• Task statement:
Make an exact copy of all the material below, apart from the pictures.

— start Recorded data —

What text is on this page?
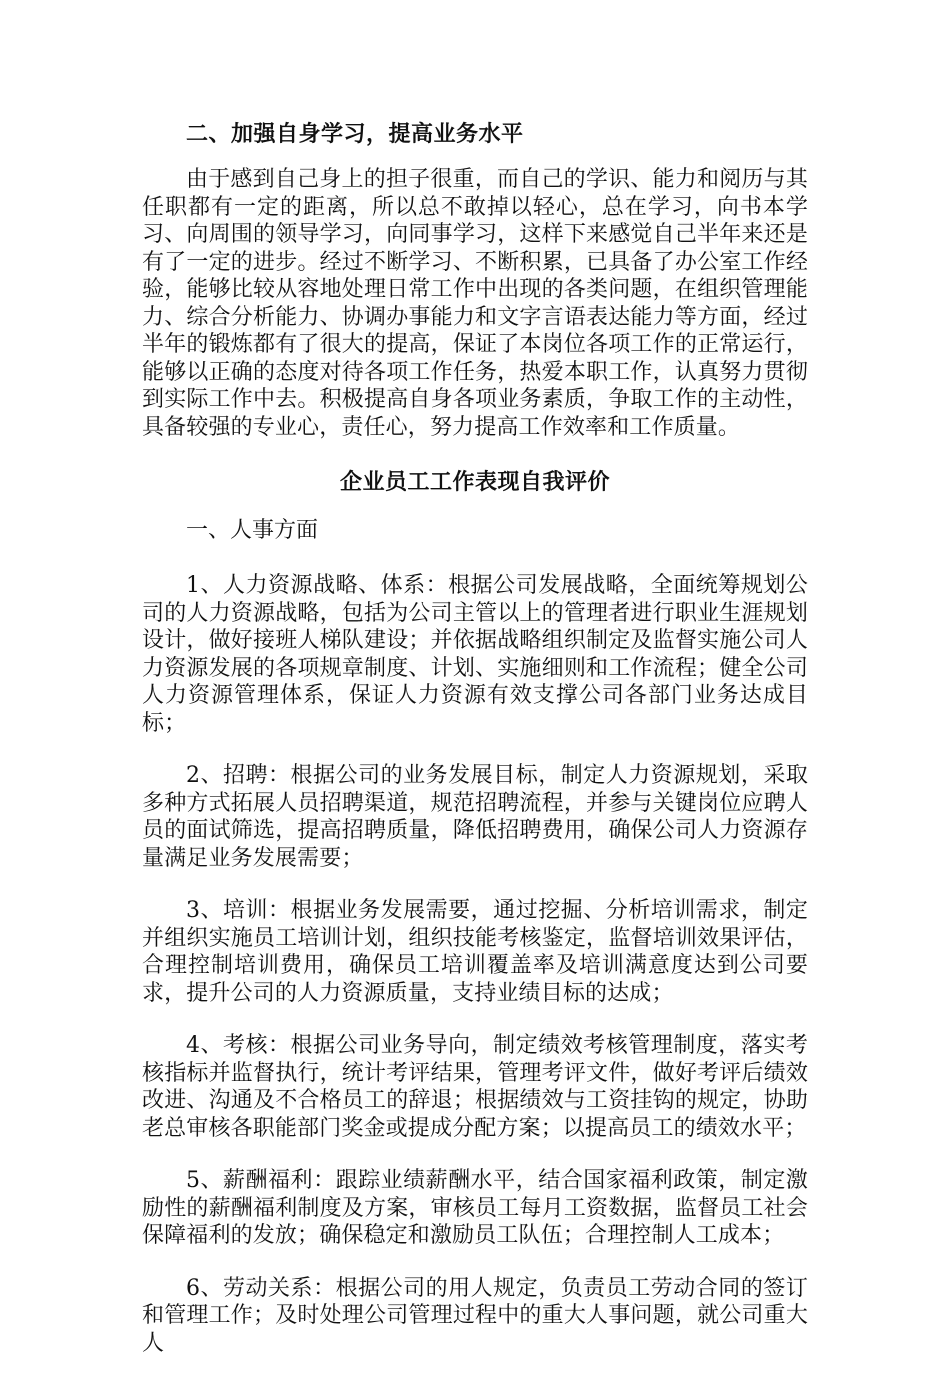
二、加强自身学习，提高业务水平

由于感到自己身上的担子很重，而自己的学识、能力和阅历与其任职都有一定的距离，所以总不敢掉以轻心，总在学习，向书本学习、向周围的领导学习，向同事学习，这样下来感觉自己半年来还是有了一定的进步。经过不断学习、不断积累，已具备了办公室工作经验，能够比较从容地处理日常工作中出现的各类问题，在组织管理能力、综合分析能力、协调办事能力和文字言语表达能力等方面，经过半年的锻炼都有了很大的提高，保证了本岗位各项工作的正常运行，能够以正确的态度对待各项工作任务，热爱本职工作，认真努力贯彻到实际工作中去。积极提高自身各项业务素质，争取工作的主动性，具备较强的专业心，责任心，努力提高工作效率和工作质量。

企业员工工作表现自我评价
一、人事方面

1、人力资源战略、体系：根据公司发展战略，全面统筹规划公司的人力资源战略，包括为公司主管以上的管理者进行职业生涯规划设计，做好接班人梯队建设；并依据战略组织制定及监督实施公司人力资源发展的各项规章制度、计划、实施细则和工作流程；健全公司人力资源管理体系，保证人力资源有效支撑公司各部门业务达成目标；

2、招聘：根据公司的业务发展目标，制定人力资源规划，采取多种方式拓展人员招聘渠道，规范招聘流程，并参与关键岗位应聘人员的面试筛选，提高招聘质量，降低招聘费用，确保公司人力资源存量满足业务发展需要；

3、培训：根据业务发展需要，通过挖掘、分析培训需求，制定并组织实施员工培训计划，组织技能考核鉴定，监督培训效果评估，合理控制培训费用，确保员工培训覆盖率及培训满意度达到公司要求，提升公司的人力资源质量，支持业绩目标的达成；

4、考核：根据公司业务导向，制定绩效考核管理制度，落实考核指标并监督执行，统计考评结果，管理考评文件，做好考评后绩效改进、沟通及不合格员工的辞退；根据绩效与工资挂钩的规定，协助老总审核各职能部门奖金或提成分配方案；以提高员工的绩效水平；

5、薪酬福利：跟踪业绩薪酬水平，结合国家福利政策，制定激励性的薪酬福利制度及方案，审核员工每月工资数据，监督员工社会保障福利的发放；确保稳定和激励员工队伍；合理控制人工成本；

6、劳动关系：根据公司的用人规定，负责员工劳动合同的签订和管理工作；及时处理公司管理过程中的重大人事问题，就公司重大人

— end Recorded data —

• Final answer:
What text is on this page?
二、加强自身学习，提高业务水平

由于感到自己身上的担子很重，而自己的学识、能力和阅历与其任职都有一定的距离，所以总不敢掉以轻心，总在学习，向书本学习、向周围的领导学习，向同事学习，这样下来感觉自己半年来还是有了一定的进步。经过不断学习、不断积累，已具备了办公室工作经验，能够比较从容地处理日常工作中出现的各类问题，在组织管理能力、综合分析能力、协调办事能力和文字言语表达能力等方面，经过半年的锻炼都有了很大的提高，保证了本岗位各项工作的正常运行，能够以正确的态度对待各项工作任务，热爱本职工作，认真努力贯彻到实际工作中去。积极提高自身各项业务素质，争取工作的主动性，具备较强的专业心，责任心，努力提高工作效率和工作质量。

企业员工工作表现自我评价
一、人事方面

1、人力资源战略、体系：根据公司发展战略，全面统筹规划公司的人力资源战略，包括为公司主管以上的管理者进行职业生涯规划设计，做好接班人梯队建设；并依据战略组织制定及监督实施公司人力资源发展的各项规章制度、计划、实施细则和工作流程；健全公司人力资源管理体系，保证人力资源有效支撑公司各部门业务达成目标；

2、招聘：根据公司的业务发展目标，制定人力资源规划，采取多种方式拓展人员招聘渠道，规范招聘流程，并参与关键岗位应聘人员的面试筛选，提高招聘质量，降低招聘费用，确保公司人力资源存量满足业务发展需要；

3、培训：根据业务发展需要，通过挖掘、分析培训需求，制定并组织实施员工培训计划，组织技能考核鉴定，监督培训效果评估，合理控制培训费用，确保员工培训覆盖率及培训满意度达到公司要求，提升公司的人力资源质量，支持业绩目标的达成；

4、考核：根据公司业务导向，制定绩效考核管理制度，落实考核指标并监督执行，统计考评结果，管理考评文件，做好考评后绩效改进、沟通及不合格员工的辞退；根据绩效与工资挂钩的规定，协助老总审核各职能部门奖金或提成分配方案；以提高员工的绩效水平；

5、薪酬福利：跟踪业绩薪酬水平，结合国家福利政策，制定激励性的薪酬福利制度及方案，审核员工每月工资数据，监督员工社会保障福利的发放；确保稳定和激励员工队伍；合理控制人工成本；

6、劳动关系：根据公司的用人规定，负责员工劳动合同的签订和管理工作；及时处理公司管理过程中的重大人事问题，就公司重大人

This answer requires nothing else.